**Exercise**
How many lines in the entries below contain "Вашей"? Answer with the number only.

**Data for the task**

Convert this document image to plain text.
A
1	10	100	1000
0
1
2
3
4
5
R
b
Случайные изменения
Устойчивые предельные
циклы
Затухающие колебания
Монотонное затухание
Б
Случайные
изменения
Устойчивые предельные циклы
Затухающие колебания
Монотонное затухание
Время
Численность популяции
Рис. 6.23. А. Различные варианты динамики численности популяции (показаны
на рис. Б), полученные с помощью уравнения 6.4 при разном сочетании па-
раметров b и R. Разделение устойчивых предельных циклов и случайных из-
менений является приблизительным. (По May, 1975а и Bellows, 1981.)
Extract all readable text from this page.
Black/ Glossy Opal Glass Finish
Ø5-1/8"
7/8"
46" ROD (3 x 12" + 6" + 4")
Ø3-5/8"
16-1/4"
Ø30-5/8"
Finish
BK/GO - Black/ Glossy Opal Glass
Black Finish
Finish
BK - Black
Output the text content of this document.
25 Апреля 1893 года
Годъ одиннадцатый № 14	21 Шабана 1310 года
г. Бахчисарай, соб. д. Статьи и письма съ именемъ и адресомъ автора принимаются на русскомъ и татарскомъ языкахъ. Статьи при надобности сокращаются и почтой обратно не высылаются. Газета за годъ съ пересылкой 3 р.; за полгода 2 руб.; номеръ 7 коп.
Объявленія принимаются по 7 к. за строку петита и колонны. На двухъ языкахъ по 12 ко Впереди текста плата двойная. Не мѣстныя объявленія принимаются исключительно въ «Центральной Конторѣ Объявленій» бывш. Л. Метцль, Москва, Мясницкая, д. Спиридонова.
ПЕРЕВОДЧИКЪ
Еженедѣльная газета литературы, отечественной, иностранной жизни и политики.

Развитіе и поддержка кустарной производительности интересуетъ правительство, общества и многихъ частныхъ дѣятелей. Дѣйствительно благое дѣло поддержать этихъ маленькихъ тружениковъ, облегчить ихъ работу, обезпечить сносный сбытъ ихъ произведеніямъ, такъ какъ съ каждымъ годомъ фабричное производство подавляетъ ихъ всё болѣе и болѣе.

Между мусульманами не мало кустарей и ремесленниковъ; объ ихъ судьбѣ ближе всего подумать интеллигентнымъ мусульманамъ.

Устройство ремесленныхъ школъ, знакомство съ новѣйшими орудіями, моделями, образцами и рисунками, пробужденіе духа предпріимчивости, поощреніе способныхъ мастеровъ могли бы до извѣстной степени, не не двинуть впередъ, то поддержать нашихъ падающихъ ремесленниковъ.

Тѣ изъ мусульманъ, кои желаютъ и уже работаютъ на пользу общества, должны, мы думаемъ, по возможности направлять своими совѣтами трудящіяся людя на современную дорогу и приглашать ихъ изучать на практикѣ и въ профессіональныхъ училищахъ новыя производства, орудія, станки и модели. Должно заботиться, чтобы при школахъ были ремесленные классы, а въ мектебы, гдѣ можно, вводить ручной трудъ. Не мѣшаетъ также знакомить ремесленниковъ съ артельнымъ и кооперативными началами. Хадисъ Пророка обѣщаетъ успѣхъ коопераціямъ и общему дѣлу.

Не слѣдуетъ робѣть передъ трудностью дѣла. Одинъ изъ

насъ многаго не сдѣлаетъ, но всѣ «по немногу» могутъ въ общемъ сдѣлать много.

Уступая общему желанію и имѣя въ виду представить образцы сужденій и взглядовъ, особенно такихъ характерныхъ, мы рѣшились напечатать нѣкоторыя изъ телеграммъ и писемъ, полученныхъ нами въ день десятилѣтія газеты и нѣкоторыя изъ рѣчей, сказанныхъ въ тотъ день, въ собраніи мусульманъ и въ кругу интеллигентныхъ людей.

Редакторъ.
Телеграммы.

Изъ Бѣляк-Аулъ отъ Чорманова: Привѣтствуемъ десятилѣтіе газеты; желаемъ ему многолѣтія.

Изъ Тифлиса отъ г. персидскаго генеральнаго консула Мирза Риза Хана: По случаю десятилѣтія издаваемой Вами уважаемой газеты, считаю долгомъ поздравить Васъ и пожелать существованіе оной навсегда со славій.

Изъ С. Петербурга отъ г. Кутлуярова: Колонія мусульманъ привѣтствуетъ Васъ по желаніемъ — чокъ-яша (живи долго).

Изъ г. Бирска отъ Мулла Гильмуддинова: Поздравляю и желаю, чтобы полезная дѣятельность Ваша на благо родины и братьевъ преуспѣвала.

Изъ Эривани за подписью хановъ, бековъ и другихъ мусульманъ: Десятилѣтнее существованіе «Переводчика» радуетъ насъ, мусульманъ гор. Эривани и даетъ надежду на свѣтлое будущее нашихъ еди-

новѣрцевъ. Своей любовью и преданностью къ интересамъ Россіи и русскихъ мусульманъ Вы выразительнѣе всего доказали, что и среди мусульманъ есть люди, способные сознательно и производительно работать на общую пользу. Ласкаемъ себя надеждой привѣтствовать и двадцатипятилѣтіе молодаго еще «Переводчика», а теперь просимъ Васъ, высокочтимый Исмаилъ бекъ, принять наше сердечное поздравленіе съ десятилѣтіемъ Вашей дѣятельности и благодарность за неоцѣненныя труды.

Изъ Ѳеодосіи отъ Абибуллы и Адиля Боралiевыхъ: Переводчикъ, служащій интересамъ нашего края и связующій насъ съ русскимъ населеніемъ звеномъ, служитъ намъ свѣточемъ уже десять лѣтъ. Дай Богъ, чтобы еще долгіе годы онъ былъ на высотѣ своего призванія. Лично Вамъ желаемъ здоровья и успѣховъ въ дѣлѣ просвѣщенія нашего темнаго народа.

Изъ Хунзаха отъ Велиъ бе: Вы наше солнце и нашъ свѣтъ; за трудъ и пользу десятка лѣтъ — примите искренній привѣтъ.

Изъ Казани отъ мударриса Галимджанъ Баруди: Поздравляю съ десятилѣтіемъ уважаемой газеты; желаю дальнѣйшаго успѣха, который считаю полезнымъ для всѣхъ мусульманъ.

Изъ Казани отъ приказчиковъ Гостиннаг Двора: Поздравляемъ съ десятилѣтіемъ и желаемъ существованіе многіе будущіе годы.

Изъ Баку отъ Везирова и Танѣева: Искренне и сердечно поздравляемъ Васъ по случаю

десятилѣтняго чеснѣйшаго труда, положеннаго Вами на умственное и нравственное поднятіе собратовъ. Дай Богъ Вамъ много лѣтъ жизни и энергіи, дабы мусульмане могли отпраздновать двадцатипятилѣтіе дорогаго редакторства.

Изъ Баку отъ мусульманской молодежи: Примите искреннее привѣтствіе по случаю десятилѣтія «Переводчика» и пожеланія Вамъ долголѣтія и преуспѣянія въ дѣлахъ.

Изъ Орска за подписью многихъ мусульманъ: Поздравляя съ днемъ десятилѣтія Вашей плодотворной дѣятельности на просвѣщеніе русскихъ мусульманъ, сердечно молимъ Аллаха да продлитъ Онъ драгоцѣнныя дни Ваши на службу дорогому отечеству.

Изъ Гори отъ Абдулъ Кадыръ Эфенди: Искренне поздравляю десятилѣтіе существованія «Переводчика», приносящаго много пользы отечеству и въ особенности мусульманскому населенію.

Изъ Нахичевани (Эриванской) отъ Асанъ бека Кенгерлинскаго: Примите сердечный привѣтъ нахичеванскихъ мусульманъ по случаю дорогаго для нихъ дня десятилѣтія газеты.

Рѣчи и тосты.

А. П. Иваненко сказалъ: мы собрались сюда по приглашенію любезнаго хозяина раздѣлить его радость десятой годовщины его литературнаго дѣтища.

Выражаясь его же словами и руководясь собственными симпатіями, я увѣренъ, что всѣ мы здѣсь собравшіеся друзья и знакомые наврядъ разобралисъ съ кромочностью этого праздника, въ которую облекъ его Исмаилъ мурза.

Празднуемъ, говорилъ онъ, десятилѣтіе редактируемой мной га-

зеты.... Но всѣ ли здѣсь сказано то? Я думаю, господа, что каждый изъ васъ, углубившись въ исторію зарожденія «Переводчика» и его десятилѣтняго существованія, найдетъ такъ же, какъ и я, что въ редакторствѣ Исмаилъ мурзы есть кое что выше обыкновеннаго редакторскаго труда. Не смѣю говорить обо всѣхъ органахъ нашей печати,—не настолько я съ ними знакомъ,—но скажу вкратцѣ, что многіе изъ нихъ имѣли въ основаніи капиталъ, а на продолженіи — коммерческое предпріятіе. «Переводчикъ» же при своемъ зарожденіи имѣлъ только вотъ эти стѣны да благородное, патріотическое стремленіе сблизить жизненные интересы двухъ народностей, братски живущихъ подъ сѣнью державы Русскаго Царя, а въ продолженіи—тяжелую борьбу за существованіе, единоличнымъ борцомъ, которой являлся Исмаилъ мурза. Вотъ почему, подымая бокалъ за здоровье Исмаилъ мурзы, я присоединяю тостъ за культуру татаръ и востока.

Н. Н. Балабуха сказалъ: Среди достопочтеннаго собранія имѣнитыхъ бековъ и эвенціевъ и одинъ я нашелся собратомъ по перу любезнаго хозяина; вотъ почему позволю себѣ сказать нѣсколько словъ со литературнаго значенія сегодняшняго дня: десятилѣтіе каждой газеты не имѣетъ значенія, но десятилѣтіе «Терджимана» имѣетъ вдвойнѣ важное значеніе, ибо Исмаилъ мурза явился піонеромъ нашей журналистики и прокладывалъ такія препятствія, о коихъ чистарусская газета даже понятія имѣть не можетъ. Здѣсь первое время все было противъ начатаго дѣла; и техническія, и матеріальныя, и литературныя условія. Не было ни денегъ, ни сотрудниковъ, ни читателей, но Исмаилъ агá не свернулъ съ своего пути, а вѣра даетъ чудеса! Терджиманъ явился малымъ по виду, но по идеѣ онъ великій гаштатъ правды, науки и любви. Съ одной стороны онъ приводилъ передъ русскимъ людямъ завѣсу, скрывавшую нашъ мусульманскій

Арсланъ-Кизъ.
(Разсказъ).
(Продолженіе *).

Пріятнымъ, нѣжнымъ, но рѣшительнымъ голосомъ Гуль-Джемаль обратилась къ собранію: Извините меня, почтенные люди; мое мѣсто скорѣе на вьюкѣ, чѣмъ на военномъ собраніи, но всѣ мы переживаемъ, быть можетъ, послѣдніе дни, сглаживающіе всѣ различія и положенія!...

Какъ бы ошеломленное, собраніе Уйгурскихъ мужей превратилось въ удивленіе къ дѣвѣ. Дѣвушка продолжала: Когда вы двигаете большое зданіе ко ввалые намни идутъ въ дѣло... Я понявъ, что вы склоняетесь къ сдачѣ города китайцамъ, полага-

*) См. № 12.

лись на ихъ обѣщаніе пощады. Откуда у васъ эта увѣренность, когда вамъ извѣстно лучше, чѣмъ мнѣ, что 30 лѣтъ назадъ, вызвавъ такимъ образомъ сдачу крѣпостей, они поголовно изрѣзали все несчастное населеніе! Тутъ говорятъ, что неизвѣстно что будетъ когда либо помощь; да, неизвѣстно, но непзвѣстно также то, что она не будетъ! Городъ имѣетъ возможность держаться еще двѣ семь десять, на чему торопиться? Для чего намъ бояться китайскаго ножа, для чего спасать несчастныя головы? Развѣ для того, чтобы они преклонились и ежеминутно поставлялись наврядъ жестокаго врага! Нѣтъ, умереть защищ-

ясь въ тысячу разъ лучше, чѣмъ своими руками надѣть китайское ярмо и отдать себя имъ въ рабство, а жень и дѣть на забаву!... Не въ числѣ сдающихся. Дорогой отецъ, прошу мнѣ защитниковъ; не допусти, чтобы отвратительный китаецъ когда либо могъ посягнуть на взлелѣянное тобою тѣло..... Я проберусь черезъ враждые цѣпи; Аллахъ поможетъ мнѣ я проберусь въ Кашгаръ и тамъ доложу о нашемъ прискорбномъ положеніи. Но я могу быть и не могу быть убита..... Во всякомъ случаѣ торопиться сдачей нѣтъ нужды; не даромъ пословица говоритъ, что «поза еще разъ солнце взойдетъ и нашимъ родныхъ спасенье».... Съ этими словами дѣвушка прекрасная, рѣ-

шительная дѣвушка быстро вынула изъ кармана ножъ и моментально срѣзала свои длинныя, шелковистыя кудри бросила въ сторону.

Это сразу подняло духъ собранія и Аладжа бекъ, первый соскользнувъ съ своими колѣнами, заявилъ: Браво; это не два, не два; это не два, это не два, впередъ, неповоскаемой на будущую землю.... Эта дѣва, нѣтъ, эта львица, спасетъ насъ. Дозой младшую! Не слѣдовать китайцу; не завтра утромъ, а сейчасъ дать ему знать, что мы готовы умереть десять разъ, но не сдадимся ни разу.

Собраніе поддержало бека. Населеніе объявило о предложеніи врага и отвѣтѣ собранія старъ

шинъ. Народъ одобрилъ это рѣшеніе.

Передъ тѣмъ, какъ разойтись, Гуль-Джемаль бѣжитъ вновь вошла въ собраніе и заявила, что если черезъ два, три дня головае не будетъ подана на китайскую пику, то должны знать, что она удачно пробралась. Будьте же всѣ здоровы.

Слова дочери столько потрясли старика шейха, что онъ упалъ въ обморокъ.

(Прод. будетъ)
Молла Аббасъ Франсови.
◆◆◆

**Answer for this exercise**
2